→ **Raw data**:
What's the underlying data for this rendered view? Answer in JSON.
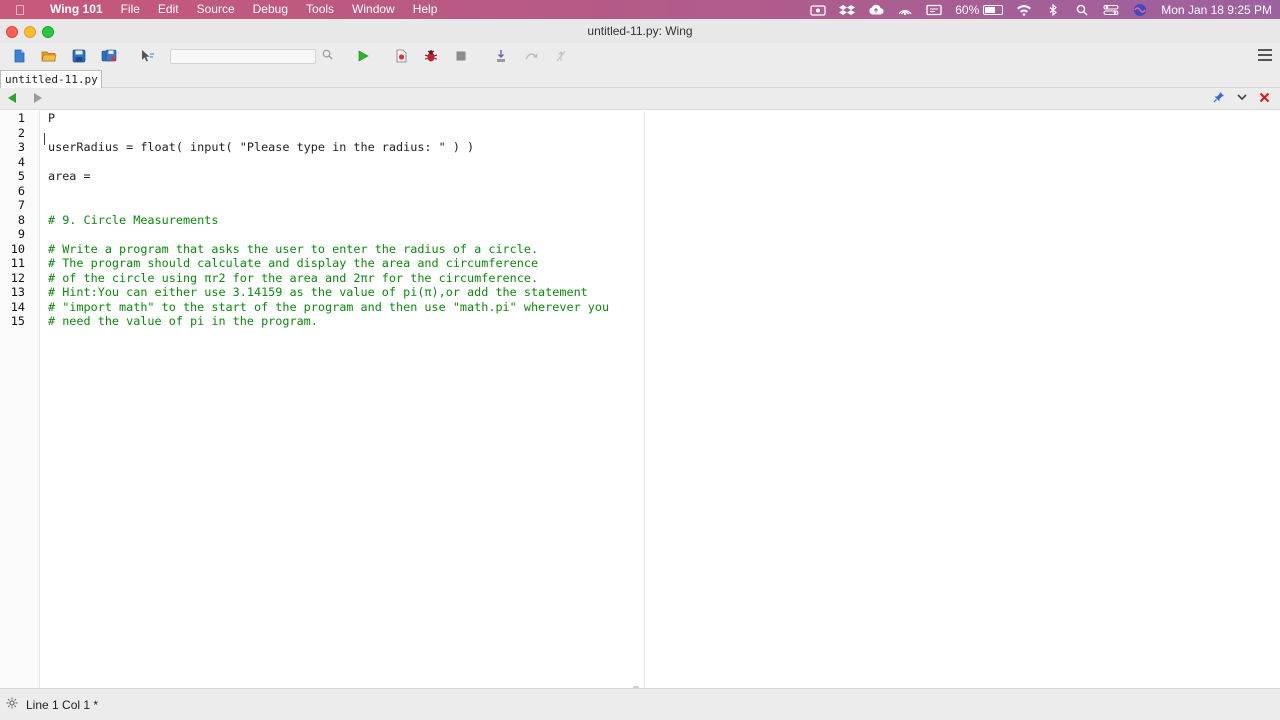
{
  "menubar": {
    "app_name": "Wing 101",
    "items": [
      "File",
      "Edit",
      "Source",
      "Debug",
      "Tools",
      "Window",
      "Help"
    ],
    "battery_percent": "60%",
    "battery_level": 0.6,
    "datetime": "Mon Jan 18  9:25 PM"
  },
  "window": {
    "title": "untitled-11.py: Wing"
  },
  "toolbar": {
    "search_value": "",
    "icons": [
      "new-file-icon",
      "open-folder-icon",
      "save-icon",
      "save-all-icon",
      "select-pointer-icon",
      "search-icon",
      "run-icon",
      "breakpoint-icon",
      "debug-bug-icon",
      "stop-icon",
      "step-into-icon",
      "step-over-icon",
      "step-out-icon",
      "menu-icon"
    ]
  },
  "tab": {
    "filename": "untitled-11.py"
  },
  "editor": {
    "lines": [
      {
        "num": "1",
        "text": "P",
        "kind": "code"
      },
      {
        "num": "2",
        "text": "",
        "kind": "code"
      },
      {
        "num": "3",
        "text": "userRadius = float( input( \"Please type in the radius: \" ) )",
        "kind": "code"
      },
      {
        "num": "4",
        "text": "",
        "kind": "code"
      },
      {
        "num": "5",
        "text": "area =",
        "kind": "code"
      },
      {
        "num": "6",
        "text": "",
        "kind": "code"
      },
      {
        "num": "7",
        "text": "",
        "kind": "code"
      },
      {
        "num": "8",
        "text": "# 9. Circle Measurements",
        "kind": "comment"
      },
      {
        "num": "9",
        "text": "",
        "kind": "code"
      },
      {
        "num": "10",
        "text": "# Write a program that asks the user to enter the radius of a circle.",
        "kind": "comment"
      },
      {
        "num": "11",
        "text": "# The program should calculate and display the area and circumference",
        "kind": "comment"
      },
      {
        "num": "12",
        "text": "# of the circle using πr2 for the area and 2πr for the circumference.",
        "kind": "comment"
      },
      {
        "num": "13",
        "text": "# Hint:You can either use 3.14159 as the value of pi(π),or add the statement",
        "kind": "comment"
      },
      {
        "num": "14",
        "text": "# \"import math\" to the start of the program and then use \"math.pi\" wherever you",
        "kind": "comment"
      },
      {
        "num": "15",
        "text": "# need the value of pi in the program.",
        "kind": "comment"
      }
    ]
  },
  "status": {
    "position_text": "Line 1 Col 1 *"
  },
  "colors": {
    "comment": "#0a8a0a",
    "nav_back": "#2aa52a",
    "close_x": "#d9221c"
  }
}
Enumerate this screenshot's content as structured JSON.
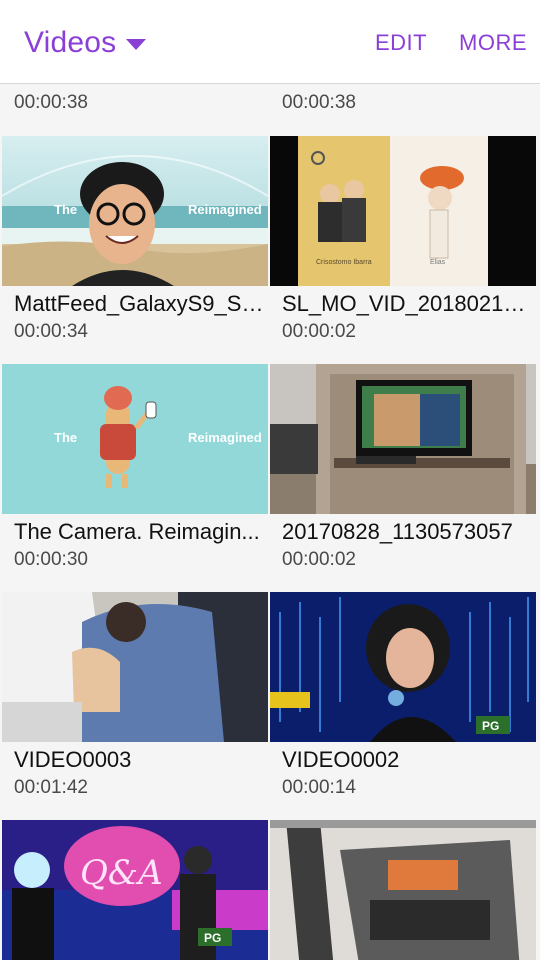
{
  "app": {
    "title": "Videos",
    "actions": {
      "edit": "EDIT",
      "more": "MORE"
    },
    "accent_color": "#8a3fd6"
  },
  "grid": {
    "partial_top": [
      {
        "duration": "00:00:38"
      },
      {
        "duration": "00:00:38"
      }
    ],
    "items": [
      {
        "name": "MattFeed_GalaxyS9_SA...",
        "duration": "00:00:34",
        "thumb_text_left": "The",
        "thumb_text_right": "Reimagined"
      },
      {
        "name": "SL_MO_VID_20180213...",
        "duration": "00:00:02",
        "thumb_caption_left": "Crisostomo Ibarra",
        "thumb_caption_right": "Elias"
      },
      {
        "name": "The Camera. Reimagin...",
        "duration": "00:00:30",
        "thumb_text_left": "The",
        "thumb_text_right": "Reimagined"
      },
      {
        "name": "20170828_1130573057",
        "duration": "00:00:02"
      },
      {
        "name": "VIDEO0003",
        "duration": "00:01:42"
      },
      {
        "name": "VIDEO0002",
        "duration": "00:00:14",
        "thumb_badge": "PG"
      },
      {
        "name": "",
        "duration": "",
        "thumb_badge": "PG"
      },
      {
        "name": "",
        "duration": ""
      }
    ]
  }
}
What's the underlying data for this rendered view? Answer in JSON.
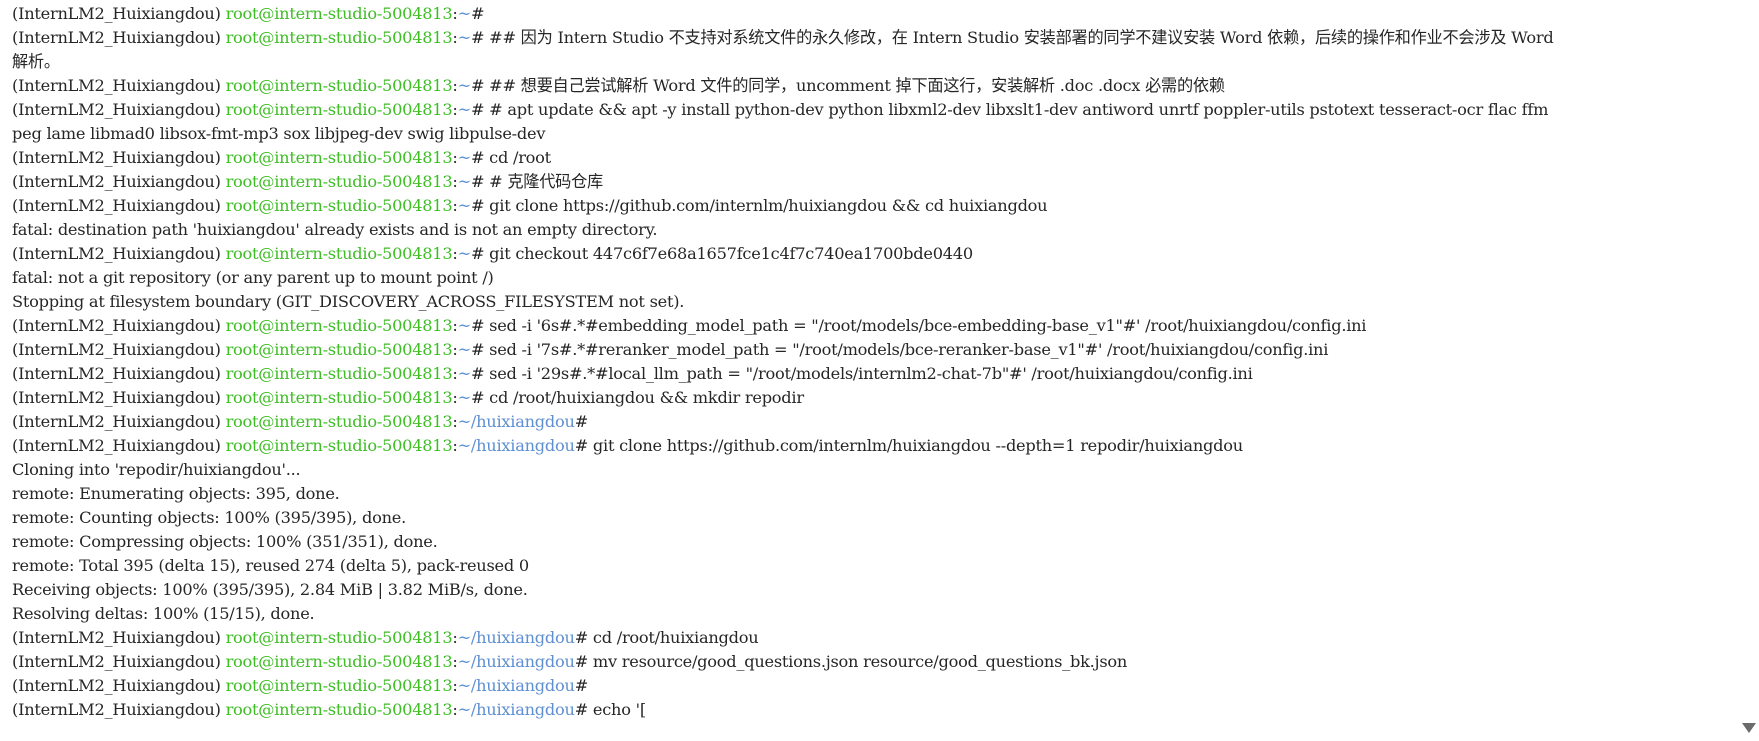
{
  "prompt": {
    "env": "(InternLM2_Huixiangdou) ",
    "userhost": "root@intern-studio-5004813",
    "colon": ":",
    "hash": "#"
  },
  "lines": [
    {
      "type": "prompt",
      "path": "~",
      "cmd": ""
    },
    {
      "type": "prompt",
      "path": "~",
      "cmd": " ## 因为 Intern Studio 不支持对系统文件的永久修改，在 Intern Studio 安装部署的同学不建议安装 Word 依赖，后续的操作和作业不会涉及 Word"
    },
    {
      "type": "output",
      "text": "解析。"
    },
    {
      "type": "prompt",
      "path": "~",
      "cmd": " ## 想要自己尝试解析 Word 文件的同学，uncomment 掉下面这行，安装解析 .doc .docx 必需的依赖"
    },
    {
      "type": "prompt",
      "path": "~",
      "cmd": " # apt update && apt -y install python-dev python libxml2-dev libxslt1-dev antiword unrtf poppler-utils pstotext tesseract-ocr flac ffm"
    },
    {
      "type": "output",
      "text": "peg lame libmad0 libsox-fmt-mp3 sox libjpeg-dev swig libpulse-dev"
    },
    {
      "type": "prompt",
      "path": "~",
      "cmd": " cd /root"
    },
    {
      "type": "prompt",
      "path": "~",
      "cmd": " # 克隆代码仓库"
    },
    {
      "type": "prompt",
      "path": "~",
      "cmd": " git clone https://github.com/internlm/huixiangdou && cd huixiangdou"
    },
    {
      "type": "output",
      "text": "fatal: destination path 'huixiangdou' already exists and is not an empty directory."
    },
    {
      "type": "prompt",
      "path": "~",
      "cmd": " git checkout 447c6f7e68a1657fce1c4f7c740ea1700bde0440"
    },
    {
      "type": "output",
      "text": "fatal: not a git repository (or any parent up to mount point /)"
    },
    {
      "type": "output",
      "text": "Stopping at filesystem boundary (GIT_DISCOVERY_ACROSS_FILESYSTEM not set)."
    },
    {
      "type": "prompt",
      "path": "~",
      "cmd": " sed -i '6s#.*#embedding_model_path = \"/root/models/bce-embedding-base_v1\"#' /root/huixiangdou/config.ini"
    },
    {
      "type": "prompt",
      "path": "~",
      "cmd": " sed -i '7s#.*#reranker_model_path = \"/root/models/bce-reranker-base_v1\"#' /root/huixiangdou/config.ini"
    },
    {
      "type": "prompt",
      "path": "~",
      "cmd": " sed -i '29s#.*#local_llm_path = \"/root/models/internlm2-chat-7b\"#' /root/huixiangdou/config.ini"
    },
    {
      "type": "prompt",
      "path": "~",
      "cmd": " cd /root/huixiangdou && mkdir repodir"
    },
    {
      "type": "prompt",
      "path": "~/huixiangdou",
      "cmd": ""
    },
    {
      "type": "prompt",
      "path": "~/huixiangdou",
      "cmd": " git clone https://github.com/internlm/huixiangdou --depth=1 repodir/huixiangdou"
    },
    {
      "type": "output",
      "text": "Cloning into 'repodir/huixiangdou'..."
    },
    {
      "type": "output",
      "text": "remote: Enumerating objects: 395, done."
    },
    {
      "type": "output",
      "text": "remote: Counting objects: 100% (395/395), done."
    },
    {
      "type": "output",
      "text": "remote: Compressing objects: 100% (351/351), done."
    },
    {
      "type": "output",
      "text": "remote: Total 395 (delta 15), reused 274 (delta 5), pack-reused 0"
    },
    {
      "type": "output",
      "text": "Receiving objects: 100% (395/395), 2.84 MiB | 3.82 MiB/s, done."
    },
    {
      "type": "output",
      "text": "Resolving deltas: 100% (15/15), done."
    },
    {
      "type": "prompt",
      "path": "~/huixiangdou",
      "cmd": " cd /root/huixiangdou"
    },
    {
      "type": "prompt",
      "path": "~/huixiangdou",
      "cmd": " mv resource/good_questions.json resource/good_questions_bk.json"
    },
    {
      "type": "prompt",
      "path": "~/huixiangdou",
      "cmd": ""
    },
    {
      "type": "prompt",
      "path": "~/huixiangdou",
      "cmd": " echo '["
    }
  ],
  "colors": {
    "background": "#ffffff",
    "text": "#262626",
    "userhost": "#3ebd24",
    "path": "#5d8fd1"
  },
  "icons": {
    "scroll_down": "triangle-down"
  }
}
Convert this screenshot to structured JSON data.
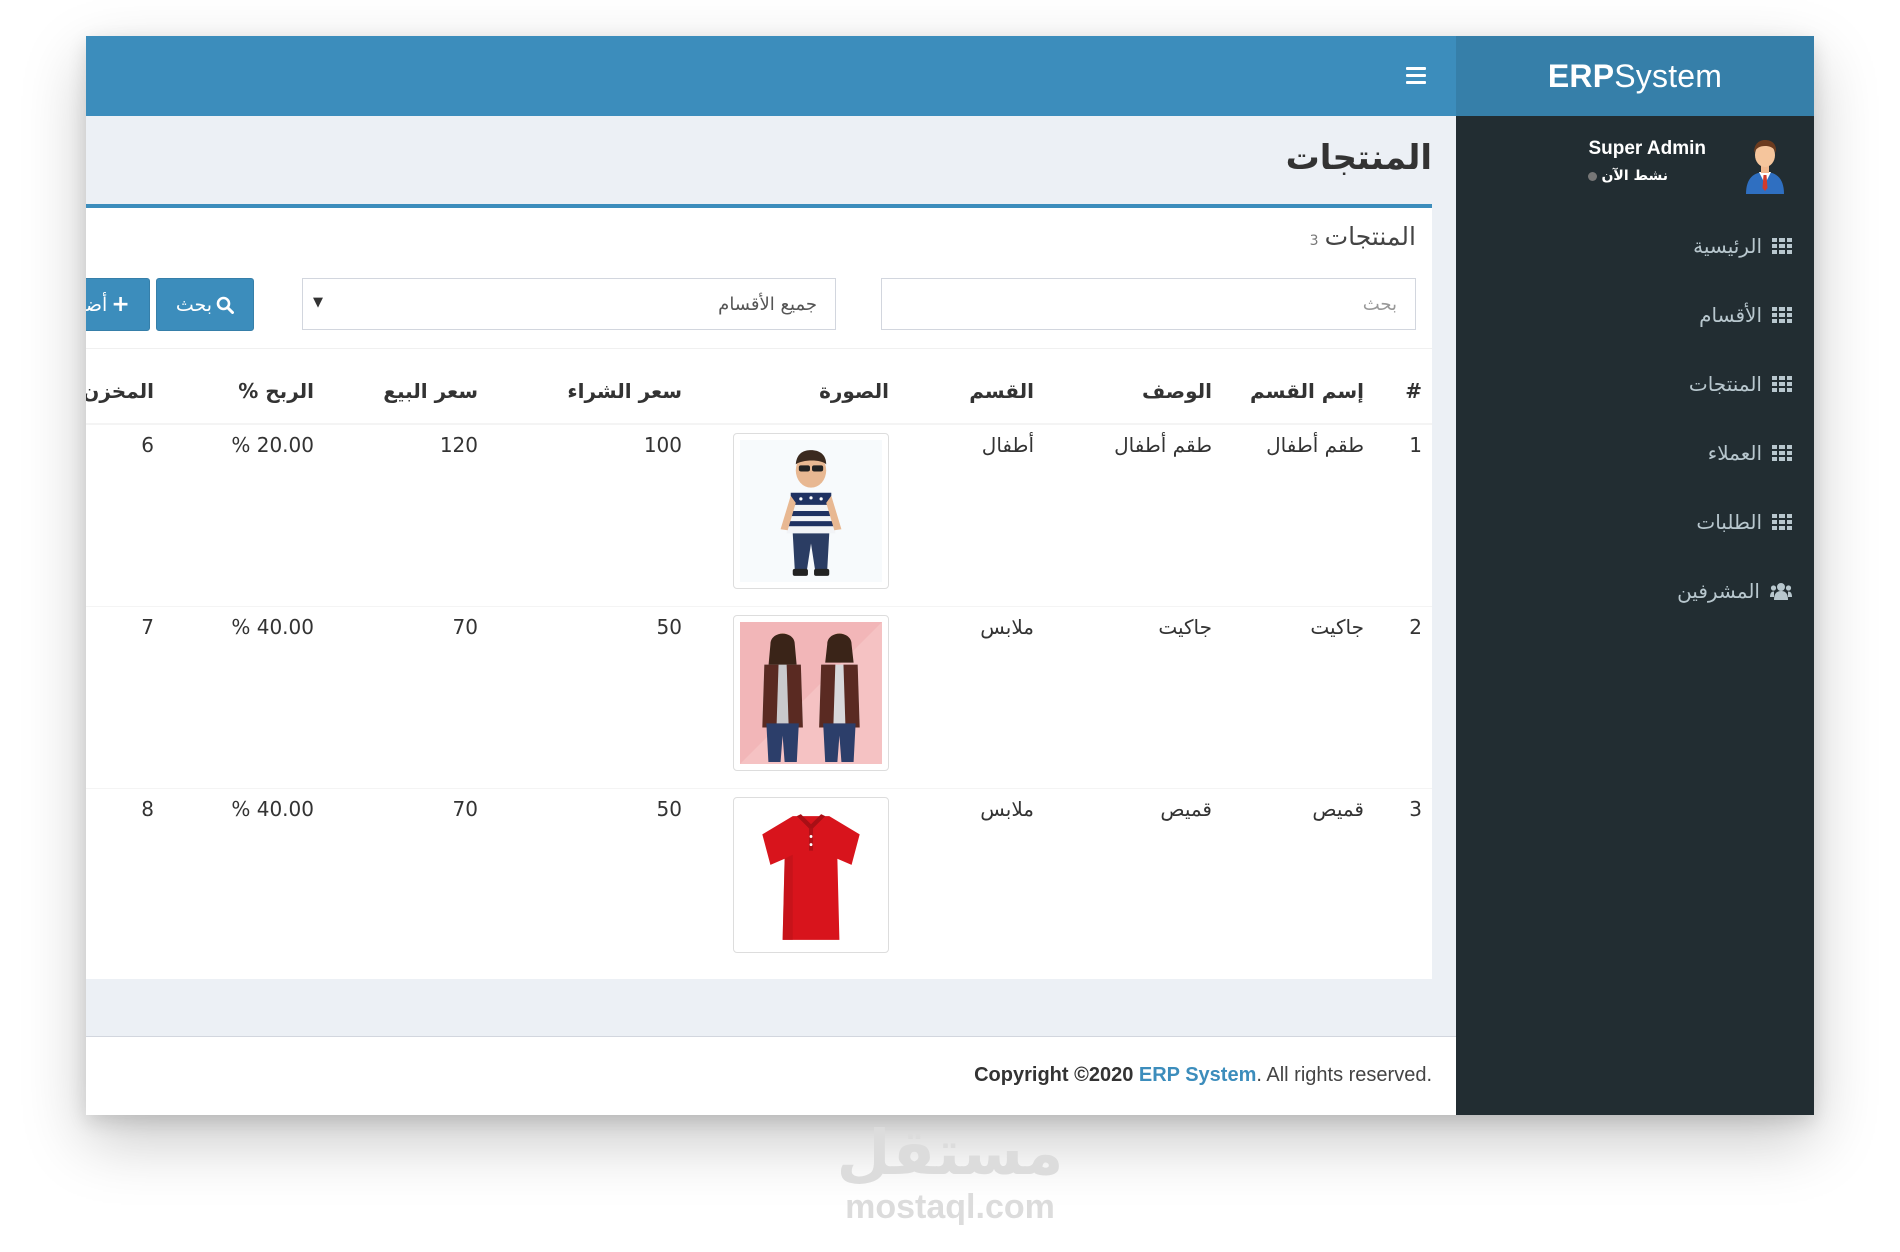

→ **Task**: Using the listing above, locate the lines that hold "remote" and copy each one.

→ **Solution to this problem**:
      "text": "remote: Enumerating objects: 395, done."
      "text": "remote: Counting objects: 100% (395/395), done."
      "text": "remote: Compressing objects: 100% (351/351), done."
      "text": "remote: Total 395 (delta 15), reused 274 (delta 5), pack-reused 0"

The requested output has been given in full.